## TO BE DONE
Pull every line holding the string "STANDAR" from the records below.

==== DATA ====

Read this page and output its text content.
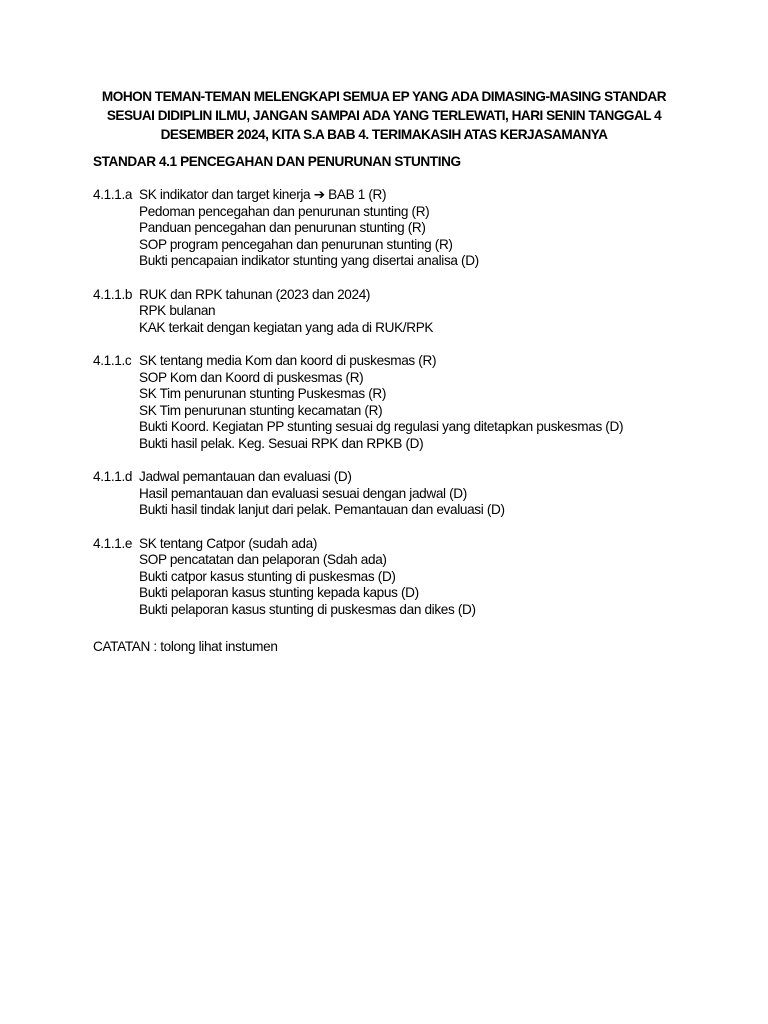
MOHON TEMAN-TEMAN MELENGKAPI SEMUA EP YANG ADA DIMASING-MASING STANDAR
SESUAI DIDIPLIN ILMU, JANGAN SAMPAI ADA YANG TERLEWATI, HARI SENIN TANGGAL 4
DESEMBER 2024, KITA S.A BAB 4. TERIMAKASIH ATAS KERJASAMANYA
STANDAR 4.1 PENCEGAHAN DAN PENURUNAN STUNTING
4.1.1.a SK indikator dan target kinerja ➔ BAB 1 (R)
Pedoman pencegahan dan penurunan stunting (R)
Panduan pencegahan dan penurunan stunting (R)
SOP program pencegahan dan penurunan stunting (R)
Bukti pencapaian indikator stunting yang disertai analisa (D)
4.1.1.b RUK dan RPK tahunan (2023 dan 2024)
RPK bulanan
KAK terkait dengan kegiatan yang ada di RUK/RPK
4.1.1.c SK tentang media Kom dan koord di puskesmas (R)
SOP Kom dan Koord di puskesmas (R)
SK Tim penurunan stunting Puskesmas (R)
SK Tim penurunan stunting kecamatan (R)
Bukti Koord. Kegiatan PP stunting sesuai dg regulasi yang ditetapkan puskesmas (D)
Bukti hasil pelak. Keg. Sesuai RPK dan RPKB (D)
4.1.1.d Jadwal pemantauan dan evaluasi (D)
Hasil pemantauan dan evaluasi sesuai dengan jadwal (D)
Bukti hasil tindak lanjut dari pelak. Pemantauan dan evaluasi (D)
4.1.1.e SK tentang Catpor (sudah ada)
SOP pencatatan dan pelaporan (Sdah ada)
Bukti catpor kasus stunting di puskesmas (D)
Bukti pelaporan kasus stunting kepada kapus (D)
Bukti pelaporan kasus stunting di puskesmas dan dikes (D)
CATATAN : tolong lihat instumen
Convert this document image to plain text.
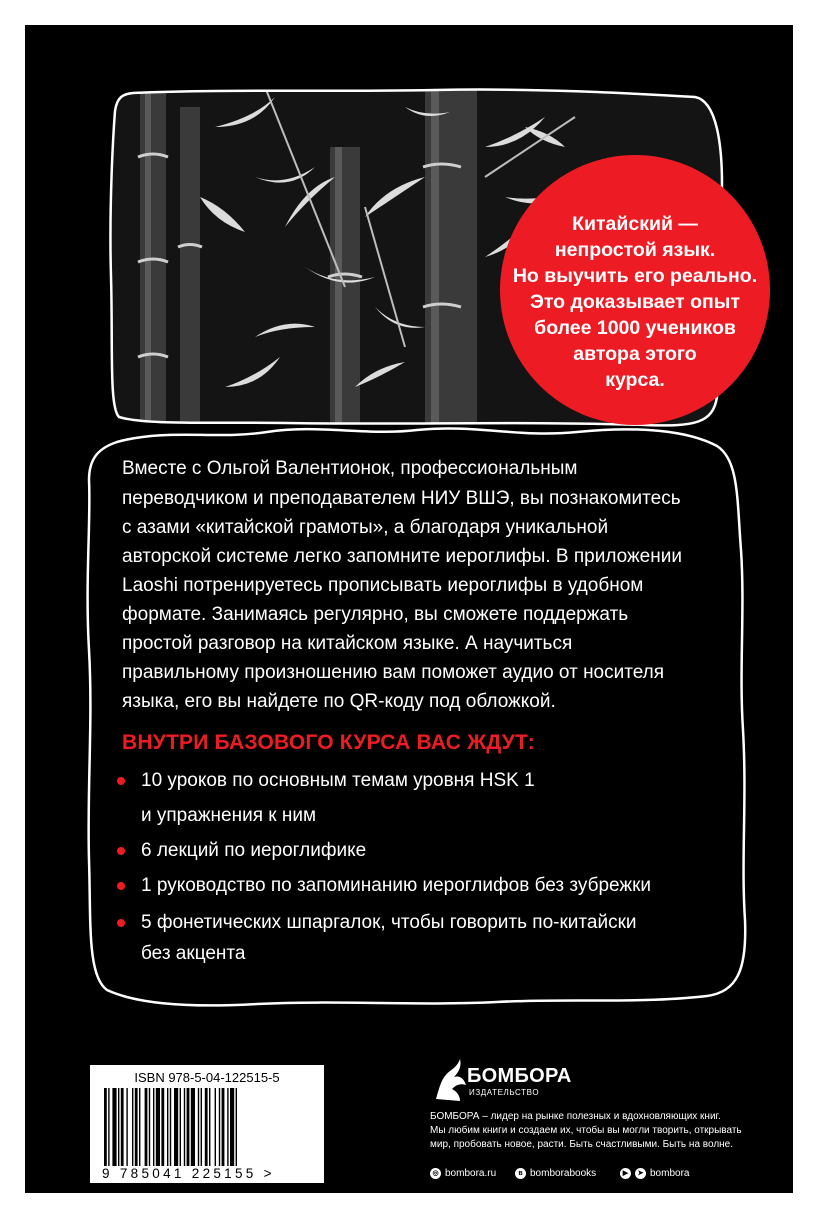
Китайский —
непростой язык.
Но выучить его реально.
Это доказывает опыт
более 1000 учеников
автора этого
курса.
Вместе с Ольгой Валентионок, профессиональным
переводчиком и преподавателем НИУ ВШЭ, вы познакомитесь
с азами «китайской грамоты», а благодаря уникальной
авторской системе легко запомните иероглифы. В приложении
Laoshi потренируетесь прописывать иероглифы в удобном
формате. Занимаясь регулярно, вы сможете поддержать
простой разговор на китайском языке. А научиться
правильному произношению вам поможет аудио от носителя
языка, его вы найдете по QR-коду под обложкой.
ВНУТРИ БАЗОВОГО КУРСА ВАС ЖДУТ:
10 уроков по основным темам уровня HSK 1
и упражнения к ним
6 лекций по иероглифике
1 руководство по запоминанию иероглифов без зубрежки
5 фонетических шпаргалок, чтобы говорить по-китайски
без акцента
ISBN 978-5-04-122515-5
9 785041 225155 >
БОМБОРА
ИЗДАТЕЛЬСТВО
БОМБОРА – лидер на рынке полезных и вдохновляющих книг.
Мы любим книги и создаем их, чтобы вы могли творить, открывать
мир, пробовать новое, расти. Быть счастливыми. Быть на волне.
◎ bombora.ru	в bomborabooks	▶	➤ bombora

====

## PROBLEM SOLUTION
MOHON TEMAN-TEMAN MELENGKAPI SEMUA EP YANG ADA DIMASING-MASING STANDAR
STANDAR 4.1 PENCEGAHAN DAN PENURUNAN STUNTING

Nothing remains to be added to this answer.